* [GOAL]: Search the records for "JSON". Copy every line where it appears.

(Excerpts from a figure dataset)
· · · · ·

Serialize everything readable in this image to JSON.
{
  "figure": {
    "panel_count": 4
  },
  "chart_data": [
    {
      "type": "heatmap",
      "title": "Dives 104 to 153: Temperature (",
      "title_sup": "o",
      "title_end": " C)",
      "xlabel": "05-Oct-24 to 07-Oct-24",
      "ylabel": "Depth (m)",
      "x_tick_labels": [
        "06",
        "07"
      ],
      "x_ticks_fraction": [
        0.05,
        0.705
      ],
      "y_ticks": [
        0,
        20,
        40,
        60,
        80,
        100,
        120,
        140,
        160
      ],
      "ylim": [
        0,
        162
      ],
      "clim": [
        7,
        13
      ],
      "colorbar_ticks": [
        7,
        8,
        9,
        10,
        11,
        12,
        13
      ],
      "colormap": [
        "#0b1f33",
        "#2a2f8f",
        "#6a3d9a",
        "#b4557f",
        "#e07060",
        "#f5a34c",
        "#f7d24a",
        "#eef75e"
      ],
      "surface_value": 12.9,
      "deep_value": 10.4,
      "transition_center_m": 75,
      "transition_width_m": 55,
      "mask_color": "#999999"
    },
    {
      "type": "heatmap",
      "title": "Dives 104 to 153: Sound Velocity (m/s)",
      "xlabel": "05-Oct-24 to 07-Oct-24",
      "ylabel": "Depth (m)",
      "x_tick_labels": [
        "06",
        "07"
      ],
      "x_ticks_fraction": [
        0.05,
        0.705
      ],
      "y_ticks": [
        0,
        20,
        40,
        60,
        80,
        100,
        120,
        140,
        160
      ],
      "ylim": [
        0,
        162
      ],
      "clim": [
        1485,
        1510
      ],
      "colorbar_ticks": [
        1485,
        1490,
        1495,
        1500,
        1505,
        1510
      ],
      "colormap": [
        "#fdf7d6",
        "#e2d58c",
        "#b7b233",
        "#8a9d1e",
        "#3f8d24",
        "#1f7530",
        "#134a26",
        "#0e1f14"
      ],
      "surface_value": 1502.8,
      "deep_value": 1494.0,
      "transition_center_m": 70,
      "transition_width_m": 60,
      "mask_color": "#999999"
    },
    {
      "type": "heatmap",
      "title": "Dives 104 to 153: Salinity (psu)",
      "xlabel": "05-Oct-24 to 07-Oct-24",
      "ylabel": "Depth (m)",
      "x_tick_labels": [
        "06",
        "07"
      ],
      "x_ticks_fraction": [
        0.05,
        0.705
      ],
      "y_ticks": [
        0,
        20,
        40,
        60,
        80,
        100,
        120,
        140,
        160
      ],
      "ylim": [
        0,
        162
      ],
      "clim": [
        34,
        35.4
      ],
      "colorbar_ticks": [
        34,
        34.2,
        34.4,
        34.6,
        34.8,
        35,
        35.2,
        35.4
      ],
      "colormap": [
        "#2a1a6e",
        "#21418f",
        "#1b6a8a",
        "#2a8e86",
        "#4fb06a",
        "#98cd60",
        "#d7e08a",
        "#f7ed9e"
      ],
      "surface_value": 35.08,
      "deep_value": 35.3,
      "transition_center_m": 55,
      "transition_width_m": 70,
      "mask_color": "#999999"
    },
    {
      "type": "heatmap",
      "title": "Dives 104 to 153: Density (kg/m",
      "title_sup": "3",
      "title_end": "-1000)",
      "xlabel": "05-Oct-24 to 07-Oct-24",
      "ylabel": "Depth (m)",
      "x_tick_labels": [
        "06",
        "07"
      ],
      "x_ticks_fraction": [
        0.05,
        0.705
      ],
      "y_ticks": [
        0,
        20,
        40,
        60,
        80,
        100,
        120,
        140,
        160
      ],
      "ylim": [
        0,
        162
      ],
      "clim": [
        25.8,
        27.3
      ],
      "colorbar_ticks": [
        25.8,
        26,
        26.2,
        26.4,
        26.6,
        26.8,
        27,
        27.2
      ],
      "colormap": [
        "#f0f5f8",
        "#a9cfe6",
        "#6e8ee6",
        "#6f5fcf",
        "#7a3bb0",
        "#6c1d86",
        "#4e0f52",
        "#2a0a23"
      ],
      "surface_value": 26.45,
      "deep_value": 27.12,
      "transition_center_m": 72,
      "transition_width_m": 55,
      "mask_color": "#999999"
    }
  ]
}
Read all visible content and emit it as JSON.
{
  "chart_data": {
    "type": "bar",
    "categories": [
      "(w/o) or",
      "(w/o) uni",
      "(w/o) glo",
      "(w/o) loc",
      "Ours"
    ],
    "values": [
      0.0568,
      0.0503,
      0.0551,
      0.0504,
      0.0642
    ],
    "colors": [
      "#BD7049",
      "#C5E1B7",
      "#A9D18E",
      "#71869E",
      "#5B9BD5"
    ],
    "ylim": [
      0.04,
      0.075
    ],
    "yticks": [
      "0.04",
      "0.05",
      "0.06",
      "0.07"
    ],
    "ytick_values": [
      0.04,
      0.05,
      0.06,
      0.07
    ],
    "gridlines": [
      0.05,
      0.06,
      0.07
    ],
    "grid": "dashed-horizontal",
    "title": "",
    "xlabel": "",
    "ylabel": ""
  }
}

· · · · ·

* [RESPONSE TO THIS TASK]:
Serialize everything readable in this image to JSON.
Read all visible content and emit it as JSON.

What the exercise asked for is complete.